_EXERCISE TASK_
Skip the pictures and quote all of the lines exactly.

_DATASET EXCERPTS_
————————

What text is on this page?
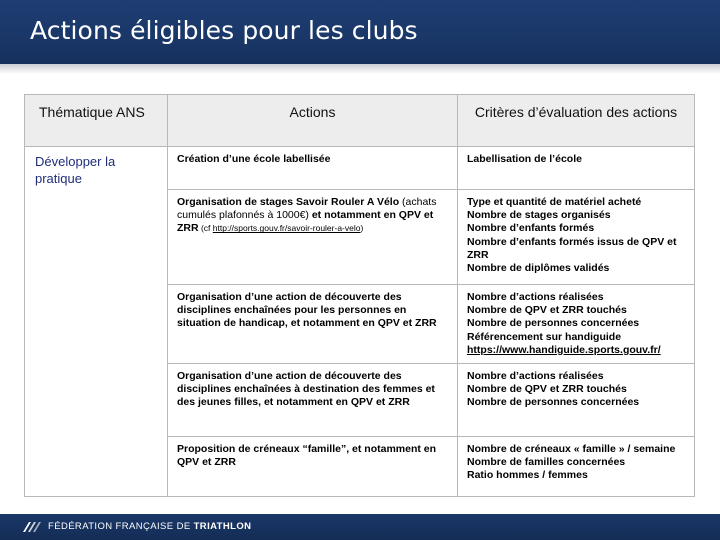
Actions éligibles pour les clubs
Thématique ANS	Actions	Critères d’évaluation des actions

Développer la pratique	Création d’une école labellisée	Labellisation de l’école

	Organisation de stages Savoir Rouler A Vélo (achats cumulés plafonnés à 1000€) et notamment en QPV et ZRR (cf http://sports.gouv.fr/savoir-rouler-a-velo)	Type et quantité de matériel acheté
Nombre de stages organisés
Nombre d’enfants formés
Nombre d’enfants formés issus de QPV et ZRR
Nombre de diplômes validés

	Organisation d’une action de découverte des disciplines enchaînées pour les personnes en situation de handicap, et notamment en QPV et ZRR	Nombre d’actions réalisées
Nombre de QPV et ZRR touchés
Nombre de personnes concernées
Référencement sur handiguide
https://www.handiguide.sports.gouv.fr/

	Organisation d’une action de découverte des disciplines enchaînées à destination des femmes et des jeunes filles, et notamment en QPV et ZRR	Nombre d’actions réalisées
Nombre de QPV et ZRR touchés
Nombre de personnes concernées

	Proposition de créneaux “famille”, et notamment en QPV et ZRR	Nombre de créneaux « famille » / semaine
Nombre de familles concernées
Ratio hommes / femmes
FÉDÉRATION FRANÇAISE DE TRIATHLON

————————

_FULL RESPONSE_
What text is on this page?
Actions éligibles pour les clubs
Thématique ANS	Actions	Critères d’évaluation des actions

Développer la pratique	Création d’une école labellisée	Labellisation de l’école

	Organisation de stages Savoir Rouler A Vélo (achats cumulés plafonnés à 1000€) et notamment en QPV et ZRR (cf http://sports.gouv.fr/savoir-rouler-a-velo)	Type et quantité de matériel acheté
Nombre de stages organisés
Nombre d’enfants formés
Nombre d’enfants formés issus de QPV et ZRR
Nombre de diplômes validés

	Organisation d’une action de découverte des disciplines enchaînées pour les personnes en situation de handicap, et notamment en QPV et ZRR	Nombre d’actions réalisées
Nombre de QPV et ZRR touchés
Nombre de personnes concernées
Référencement sur handiguide
https://www.handiguide.sports.gouv.fr/

	Organisation d’une action de découverte des disciplines enchaînées à destination des femmes et des jeunes filles, et notamment en QPV et ZRR	Nombre d’actions réalisées
Nombre de QPV et ZRR touchés
Nombre de personnes concernées

	Proposition de créneaux “famille”, et notamment en QPV et ZRR	Nombre de créneaux « famille » / semaine
Nombre de familles concernées
Ratio hommes / femmes
FÉDÉRATION FRANÇAISE DE TRIATHLON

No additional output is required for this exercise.